Extract all lines that hold "this" from the records below.

RECORDS FOR PROCESSING start

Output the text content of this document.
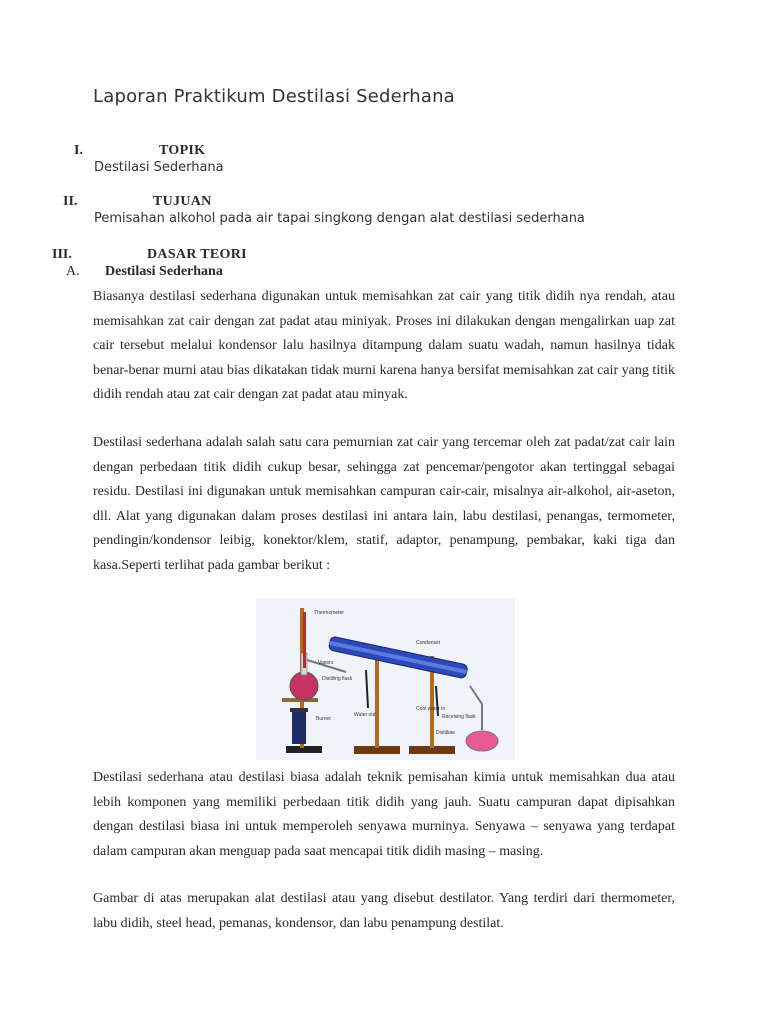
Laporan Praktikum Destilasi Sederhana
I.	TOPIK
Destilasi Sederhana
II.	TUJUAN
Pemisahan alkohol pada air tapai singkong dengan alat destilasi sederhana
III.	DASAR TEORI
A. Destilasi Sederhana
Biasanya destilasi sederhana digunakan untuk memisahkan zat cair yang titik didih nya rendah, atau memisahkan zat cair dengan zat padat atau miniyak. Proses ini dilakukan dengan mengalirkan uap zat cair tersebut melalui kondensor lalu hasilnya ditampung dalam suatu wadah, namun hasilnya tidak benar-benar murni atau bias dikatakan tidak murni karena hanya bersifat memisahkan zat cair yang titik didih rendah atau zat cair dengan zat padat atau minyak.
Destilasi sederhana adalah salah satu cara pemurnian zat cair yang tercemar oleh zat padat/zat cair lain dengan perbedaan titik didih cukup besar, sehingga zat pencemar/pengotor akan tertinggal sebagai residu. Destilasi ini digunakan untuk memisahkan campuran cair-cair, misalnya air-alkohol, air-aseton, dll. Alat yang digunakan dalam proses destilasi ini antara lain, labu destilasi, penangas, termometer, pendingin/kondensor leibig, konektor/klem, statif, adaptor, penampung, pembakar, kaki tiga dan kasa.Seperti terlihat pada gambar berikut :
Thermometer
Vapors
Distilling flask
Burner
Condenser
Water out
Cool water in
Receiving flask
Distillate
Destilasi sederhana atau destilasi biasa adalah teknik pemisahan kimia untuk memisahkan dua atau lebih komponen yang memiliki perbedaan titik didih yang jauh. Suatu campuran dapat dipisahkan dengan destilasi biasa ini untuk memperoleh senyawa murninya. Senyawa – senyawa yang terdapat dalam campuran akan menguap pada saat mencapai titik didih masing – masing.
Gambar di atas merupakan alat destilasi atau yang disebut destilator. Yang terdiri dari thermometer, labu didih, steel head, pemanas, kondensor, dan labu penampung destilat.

RECORDS FOR PROCESSING end
RECORDS FOR PROCESSING start

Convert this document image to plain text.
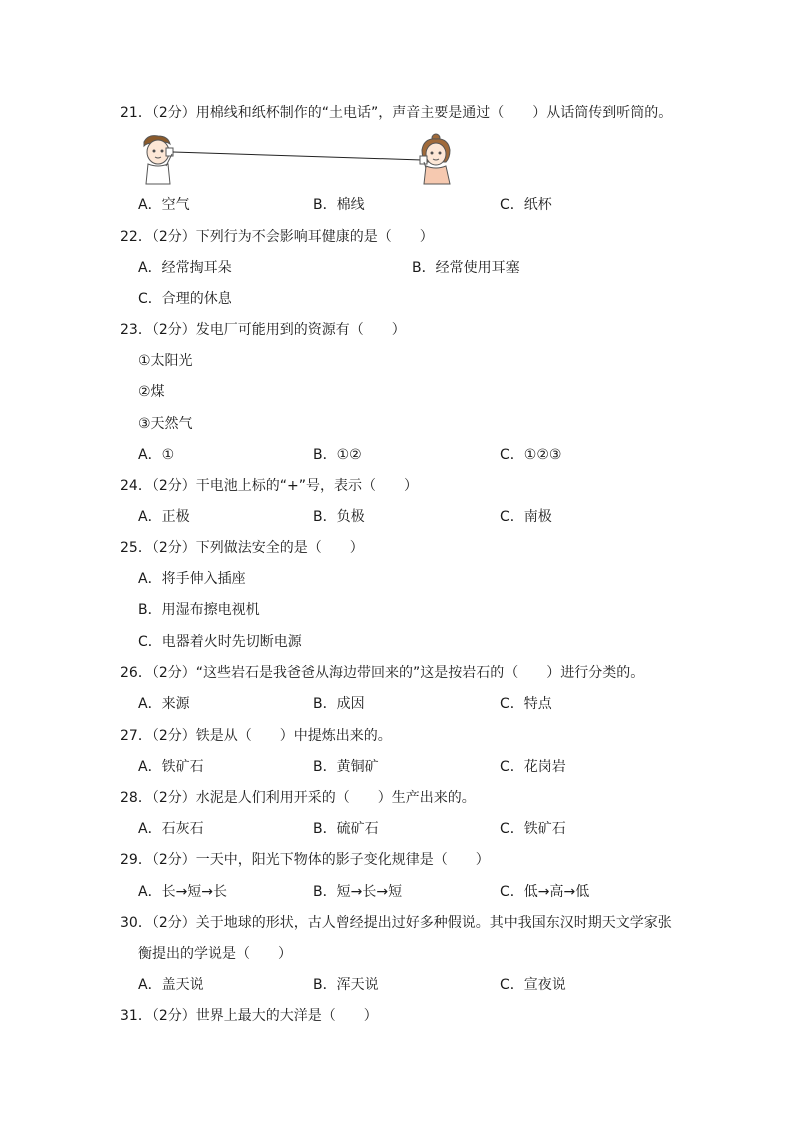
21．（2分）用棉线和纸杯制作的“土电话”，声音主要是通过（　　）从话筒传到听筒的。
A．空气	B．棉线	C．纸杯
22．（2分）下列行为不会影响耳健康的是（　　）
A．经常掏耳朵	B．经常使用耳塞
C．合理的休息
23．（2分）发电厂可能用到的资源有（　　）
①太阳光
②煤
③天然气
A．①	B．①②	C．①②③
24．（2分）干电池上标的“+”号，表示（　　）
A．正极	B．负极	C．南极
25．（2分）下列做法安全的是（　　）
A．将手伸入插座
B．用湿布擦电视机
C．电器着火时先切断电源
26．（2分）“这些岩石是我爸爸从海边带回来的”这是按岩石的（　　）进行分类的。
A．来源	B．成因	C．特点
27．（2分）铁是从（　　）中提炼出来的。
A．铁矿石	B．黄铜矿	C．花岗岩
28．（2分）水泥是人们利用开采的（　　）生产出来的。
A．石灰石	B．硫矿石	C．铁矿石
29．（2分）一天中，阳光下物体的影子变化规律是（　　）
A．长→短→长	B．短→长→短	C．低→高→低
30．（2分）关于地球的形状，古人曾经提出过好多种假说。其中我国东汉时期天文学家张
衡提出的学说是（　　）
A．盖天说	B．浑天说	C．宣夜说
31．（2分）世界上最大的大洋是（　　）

RECORDS FOR PROCESSING end

→ ANSWER TO THE EXERCISE
Output the text content of this document.
Convert this document image to plain text.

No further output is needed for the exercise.